--- BEGIN Records for this exercise ---
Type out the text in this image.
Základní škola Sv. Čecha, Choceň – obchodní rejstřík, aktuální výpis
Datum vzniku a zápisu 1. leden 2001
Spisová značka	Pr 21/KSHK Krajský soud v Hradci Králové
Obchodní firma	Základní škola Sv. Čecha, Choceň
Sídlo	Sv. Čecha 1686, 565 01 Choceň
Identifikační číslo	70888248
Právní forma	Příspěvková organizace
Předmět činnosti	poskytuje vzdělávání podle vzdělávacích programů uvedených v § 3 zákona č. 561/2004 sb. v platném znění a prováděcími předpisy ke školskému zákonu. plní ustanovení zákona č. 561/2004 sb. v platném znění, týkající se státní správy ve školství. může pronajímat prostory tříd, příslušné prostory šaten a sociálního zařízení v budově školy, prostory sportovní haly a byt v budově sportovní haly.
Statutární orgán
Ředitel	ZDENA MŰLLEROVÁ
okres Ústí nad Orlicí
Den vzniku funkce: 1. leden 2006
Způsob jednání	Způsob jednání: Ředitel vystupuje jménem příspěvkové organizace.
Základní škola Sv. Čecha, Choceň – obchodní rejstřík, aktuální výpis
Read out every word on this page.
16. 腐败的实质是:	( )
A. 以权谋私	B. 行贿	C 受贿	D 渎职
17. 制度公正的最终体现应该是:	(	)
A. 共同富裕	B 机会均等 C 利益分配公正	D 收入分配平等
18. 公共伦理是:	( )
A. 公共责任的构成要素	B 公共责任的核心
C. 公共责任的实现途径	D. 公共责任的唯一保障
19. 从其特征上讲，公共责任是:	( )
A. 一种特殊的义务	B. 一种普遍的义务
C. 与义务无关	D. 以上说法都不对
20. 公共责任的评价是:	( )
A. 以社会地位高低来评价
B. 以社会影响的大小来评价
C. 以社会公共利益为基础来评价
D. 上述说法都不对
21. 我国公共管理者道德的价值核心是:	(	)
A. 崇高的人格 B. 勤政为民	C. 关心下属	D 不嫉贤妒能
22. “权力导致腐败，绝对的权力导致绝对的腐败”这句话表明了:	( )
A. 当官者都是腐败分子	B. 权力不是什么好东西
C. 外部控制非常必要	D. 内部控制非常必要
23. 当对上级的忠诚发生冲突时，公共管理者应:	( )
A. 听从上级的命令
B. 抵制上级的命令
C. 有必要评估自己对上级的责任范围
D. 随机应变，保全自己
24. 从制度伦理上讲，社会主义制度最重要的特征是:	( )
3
--- END Records for this exercise ---
** The task **
Write the data back out verbatim.

** Task output **
Type out the text in this image.
Základní škola Sv. Čecha, Choceň – obchodní rejstřík, aktuální výpis
Datum vzniku a zápisu 1. leden 2001
Spisová značka	Pr 21/KSHK Krajský soud v Hradci Králové
Obchodní firma	Základní škola Sv. Čecha, Choceň
Sídlo	Sv. Čecha 1686, 565 01 Choceň
Identifikační číslo	70888248
Právní forma	Příspěvková organizace
Předmět činnosti	poskytuje vzdělávání podle vzdělávacích programů uvedených v § 3 zákona č. 561/2004 sb. v platném znění a prováděcími předpisy ke školskému zákonu. plní ustanovení zákona č. 561/2004 sb. v platném znění, týkající se státní správy ve školství. může pronajímat prostory tříd, příslušné prostory šaten a sociálního zařízení v budově školy, prostory sportovní haly a byt v budově sportovní haly.
Statutární orgán
Ředitel	ZDENA MŰLLEROVÁ
okres Ústí nad Orlicí
Den vzniku funkce: 1. leden 2006
Způsob jednání	Způsob jednání: Ředitel vystupuje jménem příspěvkové organizace.
Základní škola Sv. Čecha, Choceň – obchodní rejstřík, aktuální výpis
Read out every word on this page.
16. 腐败的实质是:	( )
A. 以权谋私	B. 行贿	C 受贿	D 渎职
17. 制度公正的最终体现应该是:	(	)
A. 共同富裕	B 机会均等 C 利益分配公正	D 收入分配平等
18. 公共伦理是:	( )
A. 公共责任的构成要素	B 公共责任的核心
C. 公共责任的实现途径	D. 公共责任的唯一保障
19. 从其特征上讲，公共责任是:	( )
A. 一种特殊的义务	B. 一种普遍的义务
C. 与义务无关	D. 以上说法都不对
20. 公共责任的评价是:	( )
A. 以社会地位高低来评价
B. 以社会影响的大小来评价
C. 以社会公共利益为基础来评价
D. 上述说法都不对
21. 我国公共管理者道德的价值核心是:	(	)
A. 崇高的人格 B. 勤政为民	C. 关心下属	D 不嫉贤妒能
22. “权力导致腐败，绝对的权力导致绝对的腐败”这句话表明了:	( )
A. 当官者都是腐败分子	B. 权力不是什么好东西
C. 外部控制非常必要	D. 内部控制非常必要
23. 当对上级的忠诚发生冲突时，公共管理者应:	( )
A. 听从上级的命令
B. 抵制上级的命令
C. 有必要评估自己对上级的责任范围
D. 随机应变，保全自己
24. 从制度伦理上讲，社会主义制度最重要的特征是:	( )
3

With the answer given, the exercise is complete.